What is expected:
Copy out each line containing "frac" from the entries below.

Supplied entries:
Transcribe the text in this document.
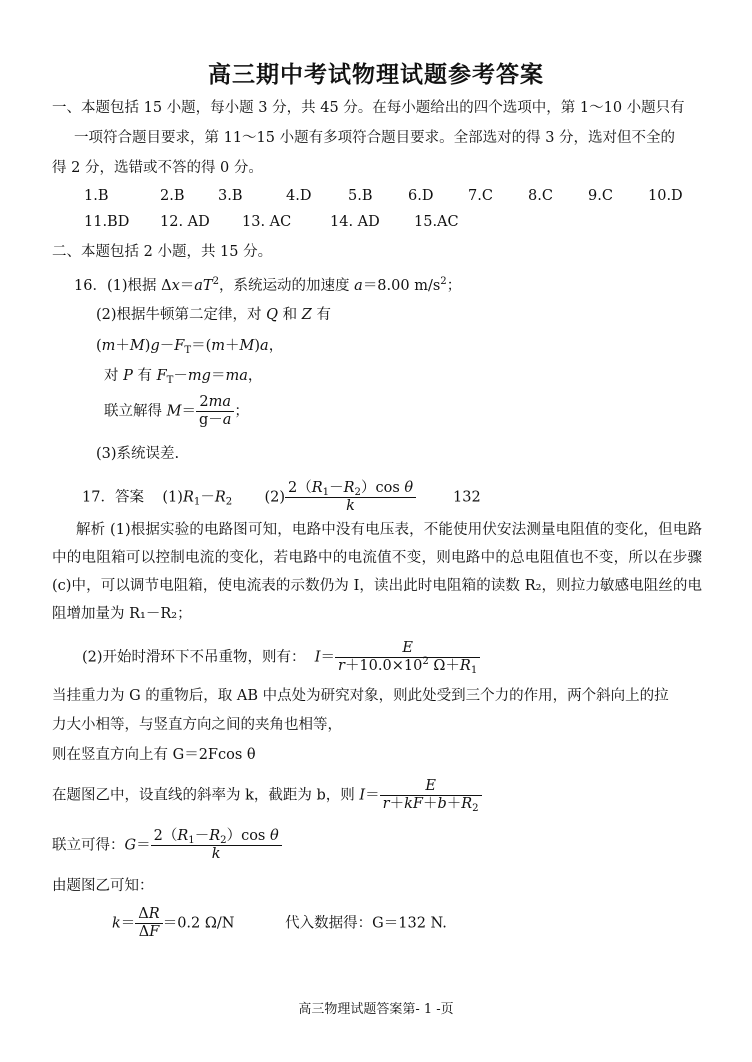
高三期中考试物理试题参考答案
一、本题包括 15 小题，每小题 3 分，共 45 分。在每小题给出的四个选项中，第 1～10 小题只有
一项符合题目要求，第 11～15 小题有多项符合题目要求。全部选对的得 3 分，选对但不全的
得 2 分，选错或不答的得 0 分。
1.B	2.B 3.B	4.D	5.B 6.D 7.C 8.C 9.C 10.D
11.BD 12. AD 13. AC	14. AD 15.AC
二、本题包括 2 小题，共 15 分。
16．(1)根据 $\Delta x=aT^2$，系统运动的加速度 a＝8.00 $m/s^2$；
(2)根据牛顿第二定律，对 Q 和 Z 有
$(m+M)g-F_T=(m+M)a$，
对 P 有 $F_T-mg=ma$，
联立解得 $M= \frac{2ma}{g-a}$ ；
(3)系统误差.
17．答案 $(1)R_1-R_2$ $(2) \frac{2(R_1-R_2)\cos \theta}{k}$	132
解析 (1)根据实验的电路图可知，电路中没有电压表，不能使用伏安法测量电阻值的变化，但电路中的电阻箱可以控制电流的变化，若电路中的电流值不变，则电路中的总电阻值也不变，所以在步骤(c)中，可以调节电阻箱，使电流表的示数仍为 I，读出此时电阻箱的读数 R₂，则拉力敏感电阻丝的电阻增加量为 R₁－R₂；
(2)开始时滑环下不吊重物，则有： $I= \frac{E}{r+10.0\times 10^2 \Omega+R_1}$
当挂重力为 G 的重物后，取 AB 中点处为研究对象，则此处受到三个力的作用，两个斜向上的拉
力大小相等，与竖直方向之间的夹角也相等，
则在竖直方向上有 G＝2Fcos θ
在题图乙中，设直线的斜率为 k，截距为 b，则 $I= \frac{E}{r+kF+b+R_2}$
联立可得：$G= \frac{2(R_1-R_2)\cos \theta}{k}$
由题图乙可知：
$k= \frac{\Delta R}{\Delta F} =0.2$ Ω/N	代入数据得：G＝132 N.
高三物理试题答案第- 1 -页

Answer to the exercise:
联立解得 $M= \frac{2ma}{g-a}$ ；
17．答案 $(1)R_1-R_2$ $(2) \frac{2(R_1-R_2)\cos \theta}{k}$	132
(2)开始时滑环下不吊重物，则有： $I= \frac{E}{r+10.0\times 10^2 \Omega+R_1}$
在题图乙中，设直线的斜率为 k，截距为 b，则 $I= \frac{E}{r+kF+b+R_2}$
联立可得：$G= \frac{2(R_1-R_2)\cos \theta}{k}$
$k= \frac{\Delta R}{\Delta F} =0.2$ Ω/N	代入数据得：G＝132 N.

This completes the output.